[start of AVAILABLE DATA]
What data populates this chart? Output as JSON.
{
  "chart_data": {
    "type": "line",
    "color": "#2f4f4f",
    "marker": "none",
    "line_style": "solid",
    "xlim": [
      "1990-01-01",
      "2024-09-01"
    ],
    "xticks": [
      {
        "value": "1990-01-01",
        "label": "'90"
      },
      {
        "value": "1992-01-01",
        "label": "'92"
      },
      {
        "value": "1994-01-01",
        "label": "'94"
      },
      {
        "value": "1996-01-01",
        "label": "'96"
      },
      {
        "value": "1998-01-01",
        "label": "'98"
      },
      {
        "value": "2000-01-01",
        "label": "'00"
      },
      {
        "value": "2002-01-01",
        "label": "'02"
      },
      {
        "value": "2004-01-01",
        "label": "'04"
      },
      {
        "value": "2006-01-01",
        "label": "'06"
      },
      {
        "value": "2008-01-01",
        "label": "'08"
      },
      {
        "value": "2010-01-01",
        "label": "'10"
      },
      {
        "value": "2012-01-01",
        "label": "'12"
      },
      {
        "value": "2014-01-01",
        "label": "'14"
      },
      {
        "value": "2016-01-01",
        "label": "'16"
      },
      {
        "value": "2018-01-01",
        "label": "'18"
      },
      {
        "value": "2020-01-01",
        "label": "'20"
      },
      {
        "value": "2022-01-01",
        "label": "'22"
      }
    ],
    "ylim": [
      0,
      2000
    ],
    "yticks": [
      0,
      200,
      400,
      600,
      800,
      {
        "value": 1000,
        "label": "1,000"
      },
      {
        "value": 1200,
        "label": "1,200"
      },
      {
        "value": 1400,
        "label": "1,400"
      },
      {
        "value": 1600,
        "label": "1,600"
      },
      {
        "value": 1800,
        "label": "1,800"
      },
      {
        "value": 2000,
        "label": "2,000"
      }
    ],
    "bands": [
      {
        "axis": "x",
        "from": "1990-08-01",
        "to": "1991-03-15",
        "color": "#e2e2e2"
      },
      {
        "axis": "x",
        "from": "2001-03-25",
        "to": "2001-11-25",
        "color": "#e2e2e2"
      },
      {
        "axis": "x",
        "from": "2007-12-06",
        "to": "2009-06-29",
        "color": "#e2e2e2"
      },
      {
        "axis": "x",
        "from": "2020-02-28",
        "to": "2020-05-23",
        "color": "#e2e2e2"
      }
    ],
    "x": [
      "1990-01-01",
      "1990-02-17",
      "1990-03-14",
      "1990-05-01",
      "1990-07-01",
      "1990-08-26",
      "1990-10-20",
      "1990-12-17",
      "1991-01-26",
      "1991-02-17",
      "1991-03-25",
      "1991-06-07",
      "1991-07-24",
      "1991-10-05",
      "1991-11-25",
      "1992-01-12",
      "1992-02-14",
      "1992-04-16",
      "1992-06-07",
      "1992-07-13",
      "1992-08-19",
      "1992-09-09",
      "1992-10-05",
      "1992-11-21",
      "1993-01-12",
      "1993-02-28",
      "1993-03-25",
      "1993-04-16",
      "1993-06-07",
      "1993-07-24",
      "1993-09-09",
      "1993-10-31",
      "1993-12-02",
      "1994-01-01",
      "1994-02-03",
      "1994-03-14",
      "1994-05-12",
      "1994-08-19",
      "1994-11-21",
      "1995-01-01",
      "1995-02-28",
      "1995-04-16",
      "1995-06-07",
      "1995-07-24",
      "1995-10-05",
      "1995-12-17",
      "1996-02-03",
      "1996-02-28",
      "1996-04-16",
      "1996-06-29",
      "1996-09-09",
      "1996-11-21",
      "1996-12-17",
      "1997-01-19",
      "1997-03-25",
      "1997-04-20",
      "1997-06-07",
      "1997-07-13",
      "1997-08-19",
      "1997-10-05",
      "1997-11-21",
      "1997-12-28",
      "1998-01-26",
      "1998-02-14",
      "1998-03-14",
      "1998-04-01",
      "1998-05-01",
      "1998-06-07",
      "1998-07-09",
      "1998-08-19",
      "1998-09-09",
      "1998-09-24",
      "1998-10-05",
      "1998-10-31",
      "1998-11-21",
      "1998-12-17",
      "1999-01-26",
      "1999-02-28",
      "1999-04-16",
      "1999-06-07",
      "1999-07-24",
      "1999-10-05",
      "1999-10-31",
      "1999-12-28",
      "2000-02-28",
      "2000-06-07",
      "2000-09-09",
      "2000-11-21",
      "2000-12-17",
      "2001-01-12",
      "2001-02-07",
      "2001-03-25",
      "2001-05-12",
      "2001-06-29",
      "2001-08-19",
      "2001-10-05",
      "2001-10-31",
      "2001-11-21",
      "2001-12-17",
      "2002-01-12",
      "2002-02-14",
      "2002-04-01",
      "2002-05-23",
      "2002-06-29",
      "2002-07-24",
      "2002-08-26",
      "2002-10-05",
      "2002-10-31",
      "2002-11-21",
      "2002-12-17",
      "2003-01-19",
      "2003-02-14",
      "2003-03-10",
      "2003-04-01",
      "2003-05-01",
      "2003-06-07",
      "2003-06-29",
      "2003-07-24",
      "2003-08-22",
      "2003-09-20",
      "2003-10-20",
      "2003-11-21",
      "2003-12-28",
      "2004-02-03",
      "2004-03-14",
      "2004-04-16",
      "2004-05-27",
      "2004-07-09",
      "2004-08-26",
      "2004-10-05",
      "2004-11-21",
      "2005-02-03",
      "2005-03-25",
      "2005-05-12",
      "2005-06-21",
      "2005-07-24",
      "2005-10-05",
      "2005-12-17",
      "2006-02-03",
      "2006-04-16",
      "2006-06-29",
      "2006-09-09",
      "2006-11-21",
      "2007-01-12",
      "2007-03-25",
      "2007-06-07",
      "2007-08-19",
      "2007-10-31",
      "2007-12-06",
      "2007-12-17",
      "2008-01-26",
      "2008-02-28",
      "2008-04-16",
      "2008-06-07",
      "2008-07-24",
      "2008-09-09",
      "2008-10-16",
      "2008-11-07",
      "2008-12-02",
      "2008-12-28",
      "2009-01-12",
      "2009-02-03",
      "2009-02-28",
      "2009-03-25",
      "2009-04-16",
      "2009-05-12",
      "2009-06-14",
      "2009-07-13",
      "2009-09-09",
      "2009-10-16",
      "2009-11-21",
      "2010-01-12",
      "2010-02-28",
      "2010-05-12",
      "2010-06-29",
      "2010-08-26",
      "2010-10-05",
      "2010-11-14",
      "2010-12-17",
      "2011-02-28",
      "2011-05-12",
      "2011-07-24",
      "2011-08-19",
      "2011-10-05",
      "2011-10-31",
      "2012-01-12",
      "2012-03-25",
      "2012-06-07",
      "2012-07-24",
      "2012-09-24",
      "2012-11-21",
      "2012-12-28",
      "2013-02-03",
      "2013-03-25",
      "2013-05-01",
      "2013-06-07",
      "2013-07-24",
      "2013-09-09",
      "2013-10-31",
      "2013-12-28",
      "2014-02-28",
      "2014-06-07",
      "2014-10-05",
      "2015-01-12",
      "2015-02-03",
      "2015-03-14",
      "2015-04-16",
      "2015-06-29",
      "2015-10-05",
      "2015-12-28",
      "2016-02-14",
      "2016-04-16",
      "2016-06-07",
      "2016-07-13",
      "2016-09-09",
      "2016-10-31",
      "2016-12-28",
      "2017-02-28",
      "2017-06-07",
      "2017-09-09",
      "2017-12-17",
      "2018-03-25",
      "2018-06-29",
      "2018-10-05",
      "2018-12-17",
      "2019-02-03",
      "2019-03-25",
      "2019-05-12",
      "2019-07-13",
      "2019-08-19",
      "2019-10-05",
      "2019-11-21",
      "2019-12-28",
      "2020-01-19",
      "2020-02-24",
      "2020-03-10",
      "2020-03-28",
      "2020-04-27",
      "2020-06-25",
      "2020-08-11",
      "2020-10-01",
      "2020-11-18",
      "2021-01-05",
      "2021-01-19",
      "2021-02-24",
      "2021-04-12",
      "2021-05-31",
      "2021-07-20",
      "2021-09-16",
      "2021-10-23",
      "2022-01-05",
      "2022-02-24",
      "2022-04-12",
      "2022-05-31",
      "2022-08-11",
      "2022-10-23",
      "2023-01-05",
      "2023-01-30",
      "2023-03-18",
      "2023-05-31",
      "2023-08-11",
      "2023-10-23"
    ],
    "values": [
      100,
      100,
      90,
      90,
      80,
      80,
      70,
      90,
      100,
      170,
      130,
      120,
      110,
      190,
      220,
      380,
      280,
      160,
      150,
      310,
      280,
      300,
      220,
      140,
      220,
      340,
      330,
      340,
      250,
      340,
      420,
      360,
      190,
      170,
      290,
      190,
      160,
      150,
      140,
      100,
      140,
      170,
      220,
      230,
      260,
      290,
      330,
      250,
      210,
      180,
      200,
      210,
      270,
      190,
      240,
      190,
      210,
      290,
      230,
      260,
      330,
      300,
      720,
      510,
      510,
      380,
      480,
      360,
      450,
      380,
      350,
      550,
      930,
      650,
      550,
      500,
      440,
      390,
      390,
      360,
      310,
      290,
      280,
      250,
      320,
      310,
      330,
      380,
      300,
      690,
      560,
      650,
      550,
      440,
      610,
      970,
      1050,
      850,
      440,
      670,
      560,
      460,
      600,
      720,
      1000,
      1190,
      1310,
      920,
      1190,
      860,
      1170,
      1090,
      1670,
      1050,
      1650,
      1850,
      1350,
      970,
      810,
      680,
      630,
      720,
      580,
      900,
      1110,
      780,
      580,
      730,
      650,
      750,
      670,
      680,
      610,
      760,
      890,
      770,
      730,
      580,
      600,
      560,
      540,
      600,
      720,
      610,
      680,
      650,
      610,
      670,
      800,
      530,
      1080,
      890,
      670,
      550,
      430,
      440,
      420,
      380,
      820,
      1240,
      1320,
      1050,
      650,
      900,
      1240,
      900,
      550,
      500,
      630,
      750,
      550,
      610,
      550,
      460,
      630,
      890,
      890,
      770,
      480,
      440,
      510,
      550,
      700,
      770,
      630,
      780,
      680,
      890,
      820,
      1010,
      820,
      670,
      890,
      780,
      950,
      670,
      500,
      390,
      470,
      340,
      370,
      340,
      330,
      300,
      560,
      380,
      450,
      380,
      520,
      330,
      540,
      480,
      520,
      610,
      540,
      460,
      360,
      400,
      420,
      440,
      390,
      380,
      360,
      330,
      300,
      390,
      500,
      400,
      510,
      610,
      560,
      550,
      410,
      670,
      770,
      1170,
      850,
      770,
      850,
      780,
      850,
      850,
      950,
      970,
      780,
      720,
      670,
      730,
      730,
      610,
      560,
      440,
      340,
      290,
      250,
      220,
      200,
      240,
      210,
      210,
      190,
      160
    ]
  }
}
[end of AVAILABLE DATA]
BRIEF:
Identify the lines above that contain the word "from", then copy them.

THE REPLY:
        "from": "1990-08-01",
        "from": "2001-03-25",
        "from": "2007-12-06",
        "from": "2020-02-28",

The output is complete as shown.